▸ WHAT YOU WILL DO: For each line below that contains the string "Task", copy that line.

▸ THE INPUT:
⁂
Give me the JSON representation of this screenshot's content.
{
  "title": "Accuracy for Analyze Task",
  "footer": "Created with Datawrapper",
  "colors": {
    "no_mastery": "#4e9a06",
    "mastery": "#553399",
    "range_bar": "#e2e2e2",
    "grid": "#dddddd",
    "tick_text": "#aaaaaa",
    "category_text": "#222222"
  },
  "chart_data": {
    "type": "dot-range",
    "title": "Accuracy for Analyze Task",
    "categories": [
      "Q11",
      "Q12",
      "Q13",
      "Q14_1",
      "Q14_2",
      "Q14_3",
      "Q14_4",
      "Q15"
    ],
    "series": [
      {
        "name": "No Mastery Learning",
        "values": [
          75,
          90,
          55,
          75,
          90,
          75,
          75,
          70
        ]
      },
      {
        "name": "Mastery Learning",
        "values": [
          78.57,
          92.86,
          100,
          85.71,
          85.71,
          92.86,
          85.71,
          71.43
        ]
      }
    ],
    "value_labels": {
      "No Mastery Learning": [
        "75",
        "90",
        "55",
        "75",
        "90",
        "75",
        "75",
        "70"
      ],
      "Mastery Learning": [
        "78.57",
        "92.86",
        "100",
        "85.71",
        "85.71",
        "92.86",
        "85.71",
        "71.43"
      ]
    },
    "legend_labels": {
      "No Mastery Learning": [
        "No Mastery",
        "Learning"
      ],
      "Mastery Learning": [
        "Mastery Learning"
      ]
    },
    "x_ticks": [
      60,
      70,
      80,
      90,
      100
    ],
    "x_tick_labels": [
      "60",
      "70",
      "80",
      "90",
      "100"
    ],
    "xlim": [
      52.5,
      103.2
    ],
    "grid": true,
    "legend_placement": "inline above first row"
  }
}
⁂
▸ SOLUTION TO THIS EXERCISE:
  "title": "Accuracy for Analyze Task",
    "title": "Accuracy for Analyze Task",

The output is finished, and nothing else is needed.